Given exercise:
All records below must be retyped exactly.

Stored items from a collection:
★ ★ ★ ★ ★

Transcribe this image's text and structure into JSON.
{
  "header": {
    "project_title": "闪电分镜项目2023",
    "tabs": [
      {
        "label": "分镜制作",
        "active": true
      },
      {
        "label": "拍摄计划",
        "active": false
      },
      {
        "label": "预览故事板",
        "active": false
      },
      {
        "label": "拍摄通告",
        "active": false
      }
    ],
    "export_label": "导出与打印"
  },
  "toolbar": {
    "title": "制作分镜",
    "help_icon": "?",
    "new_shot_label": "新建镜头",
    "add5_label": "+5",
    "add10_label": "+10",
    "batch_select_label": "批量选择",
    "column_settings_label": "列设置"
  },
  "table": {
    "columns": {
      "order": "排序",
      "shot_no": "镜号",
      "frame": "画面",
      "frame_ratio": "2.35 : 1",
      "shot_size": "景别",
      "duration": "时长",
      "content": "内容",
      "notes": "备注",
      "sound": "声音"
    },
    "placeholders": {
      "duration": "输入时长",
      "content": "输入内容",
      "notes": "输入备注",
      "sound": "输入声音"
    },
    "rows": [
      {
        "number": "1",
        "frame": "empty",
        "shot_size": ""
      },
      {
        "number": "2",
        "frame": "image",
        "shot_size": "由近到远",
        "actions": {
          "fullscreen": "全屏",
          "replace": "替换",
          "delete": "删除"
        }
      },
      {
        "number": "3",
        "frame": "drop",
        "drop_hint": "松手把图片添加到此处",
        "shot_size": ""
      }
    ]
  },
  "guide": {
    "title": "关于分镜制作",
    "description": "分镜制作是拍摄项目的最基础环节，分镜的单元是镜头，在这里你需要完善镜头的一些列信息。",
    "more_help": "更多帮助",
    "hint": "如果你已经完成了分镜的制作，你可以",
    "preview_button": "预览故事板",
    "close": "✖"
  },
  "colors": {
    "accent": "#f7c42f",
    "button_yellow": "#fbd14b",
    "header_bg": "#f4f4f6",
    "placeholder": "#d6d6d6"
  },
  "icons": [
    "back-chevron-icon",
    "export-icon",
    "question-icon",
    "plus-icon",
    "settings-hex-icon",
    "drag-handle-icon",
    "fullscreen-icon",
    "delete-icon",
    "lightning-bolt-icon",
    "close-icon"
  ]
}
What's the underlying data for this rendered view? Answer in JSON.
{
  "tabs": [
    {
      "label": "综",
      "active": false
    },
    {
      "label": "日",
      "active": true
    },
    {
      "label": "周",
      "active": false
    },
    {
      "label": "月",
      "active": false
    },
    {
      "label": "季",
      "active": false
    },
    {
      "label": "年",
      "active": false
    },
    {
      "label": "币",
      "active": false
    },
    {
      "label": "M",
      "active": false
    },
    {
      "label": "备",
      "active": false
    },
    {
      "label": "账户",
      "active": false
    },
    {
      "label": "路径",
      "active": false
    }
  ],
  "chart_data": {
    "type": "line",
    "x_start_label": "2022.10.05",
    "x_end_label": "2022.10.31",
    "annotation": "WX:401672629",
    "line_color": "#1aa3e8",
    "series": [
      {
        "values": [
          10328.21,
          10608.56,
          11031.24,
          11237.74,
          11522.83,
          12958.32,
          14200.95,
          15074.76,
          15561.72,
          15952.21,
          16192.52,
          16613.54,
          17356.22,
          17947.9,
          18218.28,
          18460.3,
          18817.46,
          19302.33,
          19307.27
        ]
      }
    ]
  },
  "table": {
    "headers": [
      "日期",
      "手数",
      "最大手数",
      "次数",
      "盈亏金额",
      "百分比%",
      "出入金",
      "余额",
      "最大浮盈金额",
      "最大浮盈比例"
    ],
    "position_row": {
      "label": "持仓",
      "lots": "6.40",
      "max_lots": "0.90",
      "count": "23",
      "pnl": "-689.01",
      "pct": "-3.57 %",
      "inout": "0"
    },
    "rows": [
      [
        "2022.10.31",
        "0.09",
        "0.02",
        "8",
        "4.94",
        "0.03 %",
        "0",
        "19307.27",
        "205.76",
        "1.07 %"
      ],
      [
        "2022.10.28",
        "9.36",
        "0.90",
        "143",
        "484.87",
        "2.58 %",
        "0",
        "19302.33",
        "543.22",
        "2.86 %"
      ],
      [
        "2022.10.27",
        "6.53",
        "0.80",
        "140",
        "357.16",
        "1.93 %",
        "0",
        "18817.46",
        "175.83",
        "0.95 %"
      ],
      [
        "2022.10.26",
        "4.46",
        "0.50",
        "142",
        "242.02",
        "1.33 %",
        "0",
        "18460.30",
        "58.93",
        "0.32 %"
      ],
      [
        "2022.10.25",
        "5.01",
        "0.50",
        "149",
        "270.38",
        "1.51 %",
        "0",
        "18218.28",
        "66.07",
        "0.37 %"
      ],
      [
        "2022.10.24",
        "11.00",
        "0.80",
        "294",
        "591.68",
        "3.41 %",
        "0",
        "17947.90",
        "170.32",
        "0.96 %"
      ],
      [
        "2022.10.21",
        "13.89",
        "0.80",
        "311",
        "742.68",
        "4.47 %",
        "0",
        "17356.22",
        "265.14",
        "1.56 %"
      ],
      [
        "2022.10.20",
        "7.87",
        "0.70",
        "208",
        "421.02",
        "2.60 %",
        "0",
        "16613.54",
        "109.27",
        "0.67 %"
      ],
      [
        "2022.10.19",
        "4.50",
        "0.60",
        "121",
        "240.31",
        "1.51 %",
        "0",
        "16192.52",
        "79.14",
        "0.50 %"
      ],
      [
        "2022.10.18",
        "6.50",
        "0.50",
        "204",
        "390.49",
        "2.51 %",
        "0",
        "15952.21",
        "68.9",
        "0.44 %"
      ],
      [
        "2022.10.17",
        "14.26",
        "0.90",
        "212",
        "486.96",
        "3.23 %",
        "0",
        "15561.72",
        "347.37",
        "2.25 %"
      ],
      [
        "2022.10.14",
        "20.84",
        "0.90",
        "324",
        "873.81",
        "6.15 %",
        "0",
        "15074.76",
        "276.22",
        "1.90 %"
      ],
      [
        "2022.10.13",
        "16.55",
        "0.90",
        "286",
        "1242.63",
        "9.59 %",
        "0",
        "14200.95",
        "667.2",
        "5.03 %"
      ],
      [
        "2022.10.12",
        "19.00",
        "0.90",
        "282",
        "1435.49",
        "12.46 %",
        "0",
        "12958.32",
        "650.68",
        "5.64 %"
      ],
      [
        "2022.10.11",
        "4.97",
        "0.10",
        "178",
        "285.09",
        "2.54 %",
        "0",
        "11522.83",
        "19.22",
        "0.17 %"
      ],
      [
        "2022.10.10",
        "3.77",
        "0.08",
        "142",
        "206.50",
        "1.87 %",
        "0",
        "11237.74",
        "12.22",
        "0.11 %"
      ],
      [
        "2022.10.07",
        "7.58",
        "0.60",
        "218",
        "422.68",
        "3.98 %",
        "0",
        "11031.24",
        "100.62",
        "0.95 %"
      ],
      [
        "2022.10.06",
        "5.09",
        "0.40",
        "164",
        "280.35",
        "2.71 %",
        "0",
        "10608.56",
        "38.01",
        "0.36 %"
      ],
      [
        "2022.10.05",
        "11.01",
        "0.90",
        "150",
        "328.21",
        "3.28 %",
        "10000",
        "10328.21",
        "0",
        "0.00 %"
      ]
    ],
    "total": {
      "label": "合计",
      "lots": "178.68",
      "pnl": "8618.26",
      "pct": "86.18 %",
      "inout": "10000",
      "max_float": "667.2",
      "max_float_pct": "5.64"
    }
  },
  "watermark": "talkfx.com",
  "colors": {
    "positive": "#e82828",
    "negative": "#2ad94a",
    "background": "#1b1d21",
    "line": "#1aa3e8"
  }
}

★ ★ ★ ★ ★

Answer in full:
Transcribe this image's text and structure into JSON.
{
  "header": {
    "project_title": "闪电分镜项目2023",
    "tabs": [
      {
        "label": "分镜制作",
        "active": true
      },
      {
        "label": "拍摄计划",
        "active": false
      },
      {
        "label": "预览故事板",
        "active": false
      },
      {
        "label": "拍摄通告",
        "active": false
      }
    ],
    "export_label": "导出与打印"
  },
  "toolbar": {
    "title": "制作分镜",
    "help_icon": "?",
    "new_shot_label": "新建镜头",
    "add5_label": "+5",
    "add10_label": "+10",
    "batch_select_label": "批量选择",
    "column_settings_label": "列设置"
  },
  "table": {
    "columns": {
      "order": "排序",
      "shot_no": "镜号",
      "frame": "画面",
      "frame_ratio": "2.35 : 1",
      "shot_size": "景别",
      "duration": "时长",
      "content": "内容",
      "notes": "备注",
      "sound": "声音"
    },
    "placeholders": {
      "duration": "输入时长",
      "content": "输入内容",
      "notes": "输入备注",
      "sound": "输入声音"
    },
    "rows": [
      {
        "number": "1",
        "frame": "empty",
        "shot_size": ""
      },
      {
        "number": "2",
        "frame": "image",
        "shot_size": "由近到远",
        "actions": {
          "fullscreen": "全屏",
          "replace": "替换",
          "delete": "删除"
        }
      },
      {
        "number": "3",
        "frame": "drop",
        "drop_hint": "松手把图片添加到此处",
        "shot_size": ""
      }
    ]
  },
  "guide": {
    "title": "关于分镜制作",
    "description": "分镜制作是拍摄项目的最基础环节，分镜的单元是镜头，在这里你需要完善镜头的一些列信息。",
    "more_help": "更多帮助",
    "hint": "如果你已经完成了分镜的制作，你可以",
    "preview_button": "预览故事板",
    "close": "✖"
  },
  "colors": {
    "accent": "#f7c42f",
    "button_yellow": "#fbd14b",
    "header_bg": "#f4f4f6",
    "placeholder": "#d6d6d6"
  },
  "icons": [
    "back-chevron-icon",
    "export-icon",
    "question-icon",
    "plus-icon",
    "settings-hex-icon",
    "drag-handle-icon",
    "fullscreen-icon",
    "delete-icon",
    "lightning-bolt-icon",
    "close-icon"
  ]
}
What's the underlying data for this rendered view? Answer in JSON.
{
  "tabs": [
    {
      "label": "综",
      "active": false
    },
    {
      "label": "日",
      "active": true
    },
    {
      "label": "周",
      "active": false
    },
    {
      "label": "月",
      "active": false
    },
    {
      "label": "季",
      "active": false
    },
    {
      "label": "年",
      "active": false
    },
    {
      "label": "币",
      "active": false
    },
    {
      "label": "M",
      "active": false
    },
    {
      "label": "备",
      "active": false
    },
    {
      "label": "账户",
      "active": false
    },
    {
      "label": "路径",
      "active": false
    }
  ],
  "chart_data": {
    "type": "line",
    "x_start_label": "2022.10.05",
    "x_end_label": "2022.10.31",
    "annotation": "WX:401672629",
    "line_color": "#1aa3e8",
    "series": [
      {
        "values": [
          10328.21,
          10608.56,
          11031.24,
          11237.74,
          11522.83,
          12958.32,
          14200.95,
          15074.76,
          15561.72,
          15952.21,
          16192.52,
          16613.54,
          17356.22,
          17947.9,
          18218.28,
          18460.3,
          18817.46,
          19302.33,
          19307.27
        ]
      }
    ]
  },
  "table": {
    "headers": [
      "日期",
      "手数",
      "最大手数",
      "次数",
      "盈亏金额",
      "百分比%",
      "出入金",
      "余额",
      "最大浮盈金额",
      "最大浮盈比例"
    ],
    "position_row": {
      "label": "持仓",
      "lots": "6.40",
      "max_lots": "0.90",
      "count": "23",
      "pnl": "-689.01",
      "pct": "-3.57 %",
      "inout": "0"
    },
    "rows": [
      [
        "2022.10.31",
        "0.09",
        "0.02",
        "8",
        "4.94",
        "0.03 %",
        "0",
        "19307.27",
        "205.76",
        "1.07 %"
      ],
      [
        "2022.10.28",
        "9.36",
        "0.90",
        "143",
        "484.87",
        "2.58 %",
        "0",
        "19302.33",
        "543.22",
        "2.86 %"
      ],
      [
        "2022.10.27",
        "6.53",
        "0.80",
        "140",
        "357.16",
        "1.93 %",
        "0",
        "18817.46",
        "175.83",
        "0.95 %"
      ],
      [
        "2022.10.26",
        "4.46",
        "0.50",
        "142",
        "242.02",
        "1.33 %",
        "0",
        "18460.30",
        "58.93",
        "0.32 %"
      ],
      [
        "2022.10.25",
        "5.01",
        "0.50",
        "149",
        "270.38",
        "1.51 %",
        "0",
        "18218.28",
        "66.07",
        "0.37 %"
      ],
      [
        "2022.10.24",
        "11.00",
        "0.80",
        "294",
        "591.68",
        "3.41 %",
        "0",
        "17947.90",
        "170.32",
        "0.96 %"
      ],
      [
        "2022.10.21",
        "13.89",
        "0.80",
        "311",
        "742.68",
        "4.47 %",
        "0",
        "17356.22",
        "265.14",
        "1.56 %"
      ],
      [
        "2022.10.20",
        "7.87",
        "0.70",
        "208",
        "421.02",
        "2.60 %",
        "0",
        "16613.54",
        "109.27",
        "0.67 %"
      ],
      [
        "2022.10.19",
        "4.50",
        "0.60",
        "121",
        "240.31",
        "1.51 %",
        "0",
        "16192.52",
        "79.14",
        "0.50 %"
      ],
      [
        "2022.10.18",
        "6.50",
        "0.50",
        "204",
        "390.49",
        "2.51 %",
        "0",
        "15952.21",
        "68.9",
        "0.44 %"
      ],
      [
        "2022.10.17",
        "14.26",
        "0.90",
        "212",
        "486.96",
        "3.23 %",
        "0",
        "15561.72",
        "347.37",
        "2.25 %"
      ],
      [
        "2022.10.14",
        "20.84",
        "0.90",
        "324",
        "873.81",
        "6.15 %",
        "0",
        "15074.76",
        "276.22",
        "1.90 %"
      ],
      [
        "2022.10.13",
        "16.55",
        "0.90",
        "286",
        "1242.63",
        "9.59 %",
        "0",
        "14200.95",
        "667.2",
        "5.03 %"
      ],
      [
        "2022.10.12",
        "19.00",
        "0.90",
        "282",
        "1435.49",
        "12.46 %",
        "0",
        "12958.32",
        "650.68",
        "5.64 %"
      ],
      [
        "2022.10.11",
        "4.97",
        "0.10",
        "178",
        "285.09",
        "2.54 %",
        "0",
        "11522.83",
        "19.22",
        "0.17 %"
      ],
      [
        "2022.10.10",
        "3.77",
        "0.08",
        "142",
        "206.50",
        "1.87 %",
        "0",
        "11237.74",
        "12.22",
        "0.11 %"
      ],
      [
        "2022.10.07",
        "7.58",
        "0.60",
        "218",
        "422.68",
        "3.98 %",
        "0",
        "11031.24",
        "100.62",
        "0.95 %"
      ],
      [
        "2022.10.06",
        "5.09",
        "0.40",
        "164",
        "280.35",
        "2.71 %",
        "0",
        "10608.56",
        "38.01",
        "0.36 %"
      ],
      [
        "2022.10.05",
        "11.01",
        "0.90",
        "150",
        "328.21",
        "3.28 %",
        "10000",
        "10328.21",
        "0",
        "0.00 %"
      ]
    ],
    "total": {
      "label": "合计",
      "lots": "178.68",
      "pnl": "8618.26",
      "pct": "86.18 %",
      "inout": "10000",
      "max_float": "667.2",
      "max_float_pct": "5.64"
    }
  },
  "watermark": "talkfx.com",
  "colors": {
    "positive": "#e82828",
    "negative": "#2ad94a",
    "background": "#1b1d21",
    "line": "#1aa3e8"
  }
}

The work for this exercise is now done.